** start of Data to use **

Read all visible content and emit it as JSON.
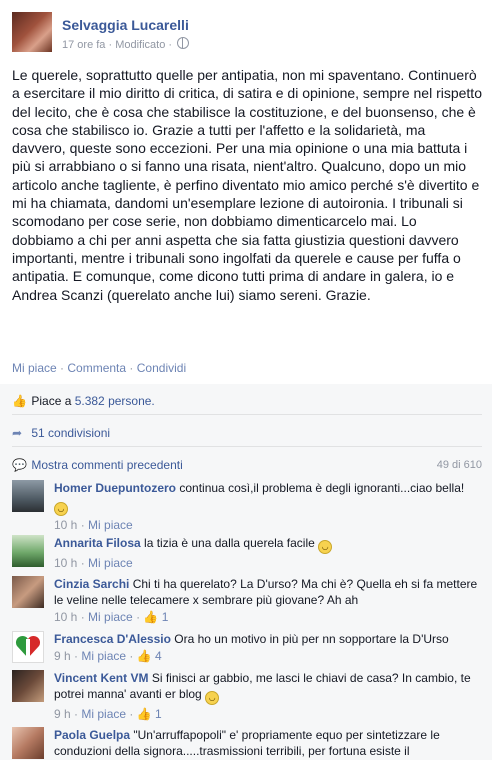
{
  "post": {
    "author": "Selvaggia Lucarelli",
    "time": "17 ore fa",
    "modified": "Modificato",
    "text": "Le querele, soprattutto quelle per antipatia, non mi spaventano. Continuerò a esercitare il mio diritto di critica, di satira e di opinione, sempre nel rispetto del lecito, che è cosa che stabilisce la costituzione, e del buonsenso, che è cosa che stabilisco io. Grazie a tutti per l'affetto e la solidarietà, ma davvero, queste sono eccezioni. Per una mia opinione o una mia battuta i più si arrabbiano o si fanno una risata, nient'altro. Qualcuno, dopo un mio articolo anche tagliente, è perfino diventato mio amico perché s'è divertito e mi ha chiamata, dandomi un'esemplare lezione di autoironia. I tribunali si scomodano per cose serie, non dobbiamo dimenticarcelo mai. Lo dobbiamo a chi per anni aspetta che sia fatta giustizia questioni davvero importanti, mentre i tribunali sono ingolfati da querele e cause per fuffa o antipatia. E comunque, come dicono tutti prima di andare in galera, io e Andrea Scanzi (querelato anche lui) siamo sereni. Grazie."
  },
  "actions": {
    "like": "Mi piace",
    "comment": "Commenta",
    "share": "Condividi",
    "separator": "·"
  },
  "stats": {
    "likes_prefix": "Piace a ",
    "likes_link": "5.382 persone.",
    "shares": "51 condivisioni",
    "previous_comments": "Mostra commenti precedenti",
    "comment_count": "49 di 610"
  },
  "comments": [
    {
      "name": "Homer Duepuntozero",
      "text": "continua così,il problema è degli ignoranti...ciao bella!",
      "time": "10 h",
      "like_label": "Mi piace",
      "likes": ""
    },
    {
      "name": "Annarita Filosa",
      "text": "la tizia è una dalla querela facile",
      "time": "10 h",
      "like_label": "Mi piace",
      "likes": ""
    },
    {
      "name": "Cinzia Sarchi",
      "text": "Chi ti ha querelato? La D'urso? Ma chi è? Quella eh si fa mettere le veline nelle telecamere x sembrare più giovane? Ah ah",
      "time": "10 h",
      "like_label": "Mi piace",
      "likes": "1"
    },
    {
      "name": "Francesca D'Alessio",
      "text": "Ora ho un motivo in più per nn sopportare la D'Urso",
      "time": "9 h",
      "like_label": "Mi piace",
      "likes": "4"
    },
    {
      "name": "Vincent Kent VM",
      "text": "Si finisci ar gabbio, me lasci le chiavi de casa? In cambio, te potrei manna' avanti er blog",
      "time": "9 h",
      "like_label": "Mi piace",
      "likes": "1"
    },
    {
      "name": "Paola Guelpa",
      "text": "\"Un'arruffapopoli\" e' propriamente equo per sintetizzare le conduzioni della signora.....trasmissioni terribili, per fortuna esiste il",
      "time": "",
      "like_label": "",
      "likes": ""
    }
  ],
  "colors": {
    "link": "#3b5998",
    "muted": "#9197a3",
    "action": "#6d84b4",
    "comments_bg": "#f6f7f8"
  }
}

** end of Data to use **

* **Given request**
Output all of the data exactly as it stands, minus any images.

* **Result for this exercise**
Read all visible content and emit it as JSON.
{
  "post": {
    "author": "Selvaggia Lucarelli",
    "time": "17 ore fa",
    "modified": "Modificato",
    "text": "Le querele, soprattutto quelle per antipatia, non mi spaventano. Continuerò a esercitare il mio diritto di critica, di satira e di opinione, sempre nel rispetto del lecito, che è cosa che stabilisce la costituzione, e del buonsenso, che è cosa che stabilisco io. Grazie a tutti per l'affetto e la solidarietà, ma davvero, queste sono eccezioni. Per una mia opinione o una mia battuta i più si arrabbiano o si fanno una risata, nient'altro. Qualcuno, dopo un mio articolo anche tagliente, è perfino diventato mio amico perché s'è divertito e mi ha chiamata, dandomi un'esemplare lezione di autoironia. I tribunali si scomodano per cose serie, non dobbiamo dimenticarcelo mai. Lo dobbiamo a chi per anni aspetta che sia fatta giustizia questioni davvero importanti, mentre i tribunali sono ingolfati da querele e cause per fuffa o antipatia. E comunque, come dicono tutti prima di andare in galera, io e Andrea Scanzi (querelato anche lui) siamo sereni. Grazie."
  },
  "actions": {
    "like": "Mi piace",
    "comment": "Commenta",
    "share": "Condividi",
    "separator": "·"
  },
  "stats": {
    "likes_prefix": "Piace a ",
    "likes_link": "5.382 persone.",
    "shares": "51 condivisioni",
    "previous_comments": "Mostra commenti precedenti",
    "comment_count": "49 di 610"
  },
  "comments": [
    {
      "name": "Homer Duepuntozero",
      "text": "continua così,il problema è degli ignoranti...ciao bella!",
      "time": "10 h",
      "like_label": "Mi piace",
      "likes": ""
    },
    {
      "name": "Annarita Filosa",
      "text": "la tizia è una dalla querela facile",
      "time": "10 h",
      "like_label": "Mi piace",
      "likes": ""
    },
    {
      "name": "Cinzia Sarchi",
      "text": "Chi ti ha querelato? La D'urso? Ma chi è? Quella eh si fa mettere le veline nelle telecamere x sembrare più giovane? Ah ah",
      "time": "10 h",
      "like_label": "Mi piace",
      "likes": "1"
    },
    {
      "name": "Francesca D'Alessio",
      "text": "Ora ho un motivo in più per nn sopportare la D'Urso",
      "time": "9 h",
      "like_label": "Mi piace",
      "likes": "4"
    },
    {
      "name": "Vincent Kent VM",
      "text": "Si finisci ar gabbio, me lasci le chiavi de casa? In cambio, te potrei manna' avanti er blog",
      "time": "9 h",
      "like_label": "Mi piace",
      "likes": "1"
    },
    {
      "name": "Paola Guelpa",
      "text": "\"Un'arruffapopoli\" e' propriamente equo per sintetizzare le conduzioni della signora.....trasmissioni terribili, per fortuna esiste il",
      "time": "",
      "like_label": "",
      "likes": ""
    }
  ],
  "colors": {
    "link": "#3b5998",
    "muted": "#9197a3",
    "action": "#6d84b4",
    "comments_bg": "#f6f7f8"
  }
}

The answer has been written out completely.